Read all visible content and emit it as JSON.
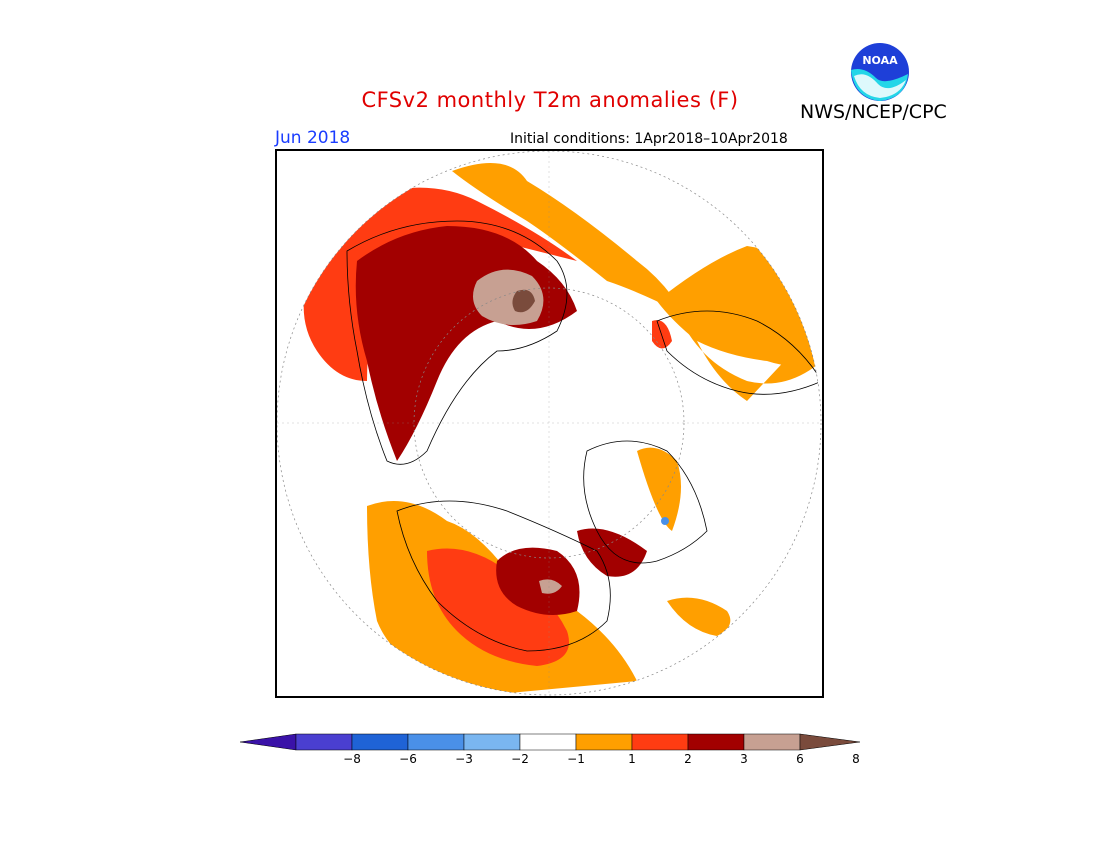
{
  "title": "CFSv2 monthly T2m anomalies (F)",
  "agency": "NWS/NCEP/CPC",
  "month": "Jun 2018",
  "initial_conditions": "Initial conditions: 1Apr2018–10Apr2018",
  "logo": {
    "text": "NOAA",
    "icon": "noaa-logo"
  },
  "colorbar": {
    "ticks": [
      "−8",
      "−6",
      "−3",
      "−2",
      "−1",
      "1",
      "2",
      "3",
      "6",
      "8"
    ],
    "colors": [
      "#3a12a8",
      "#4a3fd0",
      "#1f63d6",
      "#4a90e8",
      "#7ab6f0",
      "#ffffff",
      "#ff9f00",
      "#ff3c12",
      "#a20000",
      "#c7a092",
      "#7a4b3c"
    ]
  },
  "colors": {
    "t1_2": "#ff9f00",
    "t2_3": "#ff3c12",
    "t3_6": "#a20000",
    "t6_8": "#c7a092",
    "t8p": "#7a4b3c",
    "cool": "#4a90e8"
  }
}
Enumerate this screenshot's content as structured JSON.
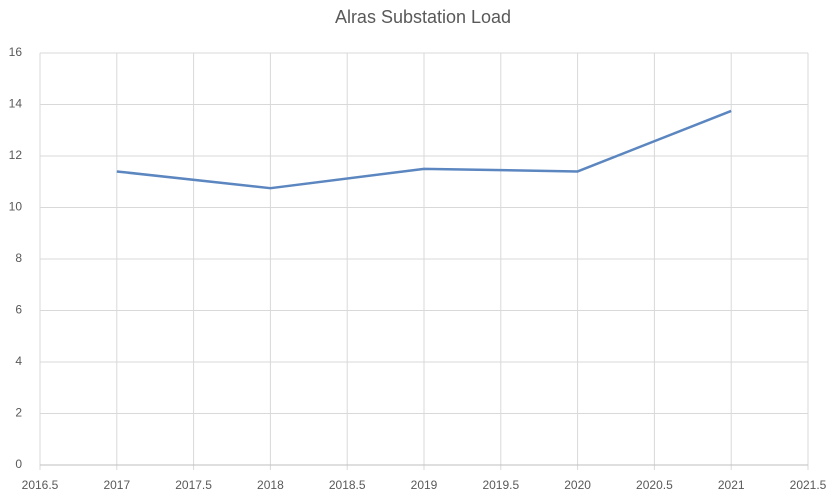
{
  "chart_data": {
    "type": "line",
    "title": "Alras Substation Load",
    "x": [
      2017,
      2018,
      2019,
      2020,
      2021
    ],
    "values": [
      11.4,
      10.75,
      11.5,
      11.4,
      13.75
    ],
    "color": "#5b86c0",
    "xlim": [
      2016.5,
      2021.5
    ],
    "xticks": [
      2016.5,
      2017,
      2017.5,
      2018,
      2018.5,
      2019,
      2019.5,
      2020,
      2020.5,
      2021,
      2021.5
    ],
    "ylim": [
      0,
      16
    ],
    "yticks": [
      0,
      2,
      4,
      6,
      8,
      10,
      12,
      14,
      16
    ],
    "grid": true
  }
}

● ● ● ● ● ● ●

■ Work instructions
Copy every line above that holds the word "JSON".

■ Result of this task
Read all visible content and emit it as JSON.
Enumerate this screenshot's content as structured JSON.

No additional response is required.